Dataset items:
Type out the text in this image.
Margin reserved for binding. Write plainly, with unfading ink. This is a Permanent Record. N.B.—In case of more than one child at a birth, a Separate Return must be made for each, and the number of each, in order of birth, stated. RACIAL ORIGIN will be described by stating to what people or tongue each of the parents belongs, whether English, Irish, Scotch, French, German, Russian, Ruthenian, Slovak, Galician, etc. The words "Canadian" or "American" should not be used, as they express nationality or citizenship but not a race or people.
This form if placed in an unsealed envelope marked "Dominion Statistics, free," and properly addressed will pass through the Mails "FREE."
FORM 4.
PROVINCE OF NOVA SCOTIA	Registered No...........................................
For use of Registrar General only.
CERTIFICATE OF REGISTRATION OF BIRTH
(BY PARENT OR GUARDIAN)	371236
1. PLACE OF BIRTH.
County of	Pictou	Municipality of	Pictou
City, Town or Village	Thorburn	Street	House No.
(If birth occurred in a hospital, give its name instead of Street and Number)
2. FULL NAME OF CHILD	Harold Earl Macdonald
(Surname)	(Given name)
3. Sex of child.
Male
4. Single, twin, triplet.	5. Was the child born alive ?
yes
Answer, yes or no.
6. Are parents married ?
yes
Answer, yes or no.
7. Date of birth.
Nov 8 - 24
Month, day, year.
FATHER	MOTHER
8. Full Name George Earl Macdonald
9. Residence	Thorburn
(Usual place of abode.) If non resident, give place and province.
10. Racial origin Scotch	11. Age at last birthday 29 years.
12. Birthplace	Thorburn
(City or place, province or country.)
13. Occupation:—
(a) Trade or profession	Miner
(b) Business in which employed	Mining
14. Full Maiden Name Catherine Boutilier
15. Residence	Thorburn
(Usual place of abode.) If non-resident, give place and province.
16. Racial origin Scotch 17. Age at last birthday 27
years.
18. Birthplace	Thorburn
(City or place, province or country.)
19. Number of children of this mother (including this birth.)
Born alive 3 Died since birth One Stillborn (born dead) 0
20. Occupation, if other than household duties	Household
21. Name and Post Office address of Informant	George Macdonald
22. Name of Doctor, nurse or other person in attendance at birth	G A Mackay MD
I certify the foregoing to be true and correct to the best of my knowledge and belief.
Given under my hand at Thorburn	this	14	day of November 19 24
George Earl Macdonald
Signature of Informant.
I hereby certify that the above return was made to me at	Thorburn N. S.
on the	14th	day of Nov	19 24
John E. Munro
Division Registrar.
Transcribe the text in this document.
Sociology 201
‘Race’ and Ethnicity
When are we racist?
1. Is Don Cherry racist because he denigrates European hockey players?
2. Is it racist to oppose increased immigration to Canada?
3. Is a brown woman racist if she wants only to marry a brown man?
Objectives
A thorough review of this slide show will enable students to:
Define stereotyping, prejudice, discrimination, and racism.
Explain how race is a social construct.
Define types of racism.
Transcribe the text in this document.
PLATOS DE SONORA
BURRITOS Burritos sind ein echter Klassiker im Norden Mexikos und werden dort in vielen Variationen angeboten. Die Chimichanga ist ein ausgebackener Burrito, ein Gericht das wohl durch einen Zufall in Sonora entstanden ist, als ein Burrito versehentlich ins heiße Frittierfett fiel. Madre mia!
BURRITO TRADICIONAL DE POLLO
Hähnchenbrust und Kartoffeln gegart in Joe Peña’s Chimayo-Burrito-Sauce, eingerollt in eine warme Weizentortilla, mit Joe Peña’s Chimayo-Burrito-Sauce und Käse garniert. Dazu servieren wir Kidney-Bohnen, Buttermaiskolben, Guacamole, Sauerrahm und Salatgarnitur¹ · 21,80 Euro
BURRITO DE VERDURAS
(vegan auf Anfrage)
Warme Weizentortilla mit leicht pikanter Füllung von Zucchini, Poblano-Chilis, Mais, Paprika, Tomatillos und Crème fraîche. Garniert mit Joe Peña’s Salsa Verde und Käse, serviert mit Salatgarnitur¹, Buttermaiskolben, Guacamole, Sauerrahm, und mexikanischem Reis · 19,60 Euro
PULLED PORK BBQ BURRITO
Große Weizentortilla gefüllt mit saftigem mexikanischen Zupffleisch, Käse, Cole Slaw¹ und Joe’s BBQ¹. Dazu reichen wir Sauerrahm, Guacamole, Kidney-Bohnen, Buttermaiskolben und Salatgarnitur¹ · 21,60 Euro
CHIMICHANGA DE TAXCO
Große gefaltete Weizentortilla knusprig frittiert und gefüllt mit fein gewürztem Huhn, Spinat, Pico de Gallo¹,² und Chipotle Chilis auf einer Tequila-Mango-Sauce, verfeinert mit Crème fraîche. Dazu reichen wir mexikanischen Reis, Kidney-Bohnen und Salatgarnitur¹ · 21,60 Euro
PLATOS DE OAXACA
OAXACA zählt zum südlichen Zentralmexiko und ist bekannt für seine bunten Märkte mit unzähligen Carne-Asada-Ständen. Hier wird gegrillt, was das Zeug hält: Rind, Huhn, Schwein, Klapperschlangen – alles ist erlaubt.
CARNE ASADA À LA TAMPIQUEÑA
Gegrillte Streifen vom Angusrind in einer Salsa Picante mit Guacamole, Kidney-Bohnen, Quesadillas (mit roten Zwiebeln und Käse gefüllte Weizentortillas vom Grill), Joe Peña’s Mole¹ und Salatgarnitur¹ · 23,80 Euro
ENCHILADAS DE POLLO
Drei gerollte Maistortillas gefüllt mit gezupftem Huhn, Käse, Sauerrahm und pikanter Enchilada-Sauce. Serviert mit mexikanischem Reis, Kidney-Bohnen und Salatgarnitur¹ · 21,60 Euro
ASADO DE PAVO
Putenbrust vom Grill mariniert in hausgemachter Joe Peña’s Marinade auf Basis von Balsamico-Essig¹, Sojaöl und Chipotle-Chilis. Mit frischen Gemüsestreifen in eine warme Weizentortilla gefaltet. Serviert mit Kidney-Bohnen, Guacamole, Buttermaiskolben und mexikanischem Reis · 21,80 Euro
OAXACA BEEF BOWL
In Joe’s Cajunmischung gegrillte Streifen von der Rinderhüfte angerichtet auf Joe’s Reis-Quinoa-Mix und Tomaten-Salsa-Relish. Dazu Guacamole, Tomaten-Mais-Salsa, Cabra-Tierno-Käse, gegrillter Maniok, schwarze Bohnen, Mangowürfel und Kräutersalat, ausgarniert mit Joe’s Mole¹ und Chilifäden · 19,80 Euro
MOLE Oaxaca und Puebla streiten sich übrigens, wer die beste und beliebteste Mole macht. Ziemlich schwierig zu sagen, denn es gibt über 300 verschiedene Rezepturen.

## EXERCISE OBJECTIVE
Copy out the material word for word and line for line.

## FINISHED ANSWER
Type out the text in this image.
Margin reserved for binding. Write plainly, with unfading ink. This is a Permanent Record. N.B.—In case of more than one child at a birth, a Separate Return must be made for each, and the number of each, in order of birth, stated. RACIAL ORIGIN will be described by stating to what people or tongue each of the parents belongs, whether English, Irish, Scotch, French, German, Russian, Ruthenian, Slovak, Galician, etc. The words "Canadian" or "American" should not be used, as they express nationality or citizenship but not a race or people.
This form if placed in an unsealed envelope marked "Dominion Statistics, free," and properly addressed will pass through the Mails "FREE."
FORM 4.
PROVINCE OF NOVA SCOTIA	Registered No...........................................
For use of Registrar General only.
CERTIFICATE OF REGISTRATION OF BIRTH
(BY PARENT OR GUARDIAN)	371236
1. PLACE OF BIRTH.
County of	Pictou	Municipality of	Pictou
City, Town or Village	Thorburn	Street	House No.
(If birth occurred in a hospital, give its name instead of Street and Number)
2. FULL NAME OF CHILD	Harold Earl Macdonald
(Surname)	(Given name)
3. Sex of child.
Male
4. Single, twin, triplet.	5. Was the child born alive ?
yes
Answer, yes or no.
6. Are parents married ?
yes
Answer, yes or no.
7. Date of birth.
Nov 8 - 24
Month, day, year.
FATHER	MOTHER
8. Full Name George Earl Macdonald
9. Residence	Thorburn
(Usual place of abode.) If non resident, give place and province.
10. Racial origin Scotch	11. Age at last birthday 29 years.
12. Birthplace	Thorburn
(City or place, province or country.)
13. Occupation:—
(a) Trade or profession	Miner
(b) Business in which employed	Mining
14. Full Maiden Name Catherine Boutilier
15. Residence	Thorburn
(Usual place of abode.) If non-resident, give place and province.
16. Racial origin Scotch 17. Age at last birthday 27
years.
18. Birthplace	Thorburn
(City or place, province or country.)
19. Number of children of this mother (including this birth.)
Born alive 3 Died since birth One Stillborn (born dead) 0
20. Occupation, if other than household duties	Household
21. Name and Post Office address of Informant	George Macdonald
22. Name of Doctor, nurse or other person in attendance at birth	G A Mackay MD
I certify the foregoing to be true and correct to the best of my knowledge and belief.
Given under my hand at Thorburn	this	14	day of November 19 24
George Earl Macdonald
Signature of Informant.
I hereby certify that the above return was made to me at	Thorburn N. S.
on the	14th	day of Nov	19 24
John E. Munro
Division Registrar.
Transcribe the text in this document.
Sociology 201
‘Race’ and Ethnicity
When are we racist?
1. Is Don Cherry racist because he denigrates European hockey players?
2. Is it racist to oppose increased immigration to Canada?
3. Is a brown woman racist if she wants only to marry a brown man?
Objectives
A thorough review of this slide show will enable students to:
Define stereotyping, prejudice, discrimination, and racism.
Explain how race is a social construct.
Define types of racism.
Transcribe the text in this document.
PLATOS DE SONORA
BURRITOS Burritos sind ein echter Klassiker im Norden Mexikos und werden dort in vielen Variationen angeboten. Die Chimichanga ist ein ausgebackener Burrito, ein Gericht das wohl durch einen Zufall in Sonora entstanden ist, als ein Burrito versehentlich ins heiße Frittierfett fiel. Madre mia!
BURRITO TRADICIONAL DE POLLO
Hähnchenbrust und Kartoffeln gegart in Joe Peña’s Chimayo-Burrito-Sauce, eingerollt in eine warme Weizentortilla, mit Joe Peña’s Chimayo-Burrito-Sauce und Käse garniert. Dazu servieren wir Kidney-Bohnen, Buttermaiskolben, Guacamole, Sauerrahm und Salatgarnitur¹ · 21,80 Euro
BURRITO DE VERDURAS
(vegan auf Anfrage)
Warme Weizentortilla mit leicht pikanter Füllung von Zucchini, Poblano-Chilis, Mais, Paprika, Tomatillos und Crème fraîche. Garniert mit Joe Peña’s Salsa Verde und Käse, serviert mit Salatgarnitur¹, Buttermaiskolben, Guacamole, Sauerrahm, und mexikanischem Reis · 19,60 Euro
PULLED PORK BBQ BURRITO
Große Weizentortilla gefüllt mit saftigem mexikanischen Zupffleisch, Käse, Cole Slaw¹ und Joe’s BBQ¹. Dazu reichen wir Sauerrahm, Guacamole, Kidney-Bohnen, Buttermaiskolben und Salatgarnitur¹ · 21,60 Euro
CHIMICHANGA DE TAXCO
Große gefaltete Weizentortilla knusprig frittiert und gefüllt mit fein gewürztem Huhn, Spinat, Pico de Gallo¹,² und Chipotle Chilis auf einer Tequila-Mango-Sauce, verfeinert mit Crème fraîche. Dazu reichen wir mexikanischen Reis, Kidney-Bohnen und Salatgarnitur¹ · 21,60 Euro
PLATOS DE OAXACA
OAXACA zählt zum südlichen Zentralmexiko und ist bekannt für seine bunten Märkte mit unzähligen Carne-Asada-Ständen. Hier wird gegrillt, was das Zeug hält: Rind, Huhn, Schwein, Klapperschlangen – alles ist erlaubt.
CARNE ASADA À LA TAMPIQUEÑA
Gegrillte Streifen vom Angusrind in einer Salsa Picante mit Guacamole, Kidney-Bohnen, Quesadillas (mit roten Zwiebeln und Käse gefüllte Weizentortillas vom Grill), Joe Peña’s Mole¹ und Salatgarnitur¹ · 23,80 Euro
ENCHILADAS DE POLLO
Drei gerollte Maistortillas gefüllt mit gezupftem Huhn, Käse, Sauerrahm und pikanter Enchilada-Sauce. Serviert mit mexikanischem Reis, Kidney-Bohnen und Salatgarnitur¹ · 21,60 Euro
ASADO DE PAVO
Putenbrust vom Grill mariniert in hausgemachter Joe Peña’s Marinade auf Basis von Balsamico-Essig¹, Sojaöl und Chipotle-Chilis. Mit frischen Gemüsestreifen in eine warme Weizentortilla gefaltet. Serviert mit Kidney-Bohnen, Guacamole, Buttermaiskolben und mexikanischem Reis · 21,80 Euro
OAXACA BEEF BOWL
In Joe’s Cajunmischung gegrillte Streifen von der Rinderhüfte angerichtet auf Joe’s Reis-Quinoa-Mix und Tomaten-Salsa-Relish. Dazu Guacamole, Tomaten-Mais-Salsa, Cabra-Tierno-Käse, gegrillter Maniok, schwarze Bohnen, Mangowürfel und Kräutersalat, ausgarniert mit Joe’s Mole¹ und Chilifäden · 19,80 Euro
MOLE Oaxaca und Puebla streiten sich übrigens, wer die beste und beliebteste Mole macht. Ziemlich schwierig zu sagen, denn es gibt über 300 verschiedene Rezepturen.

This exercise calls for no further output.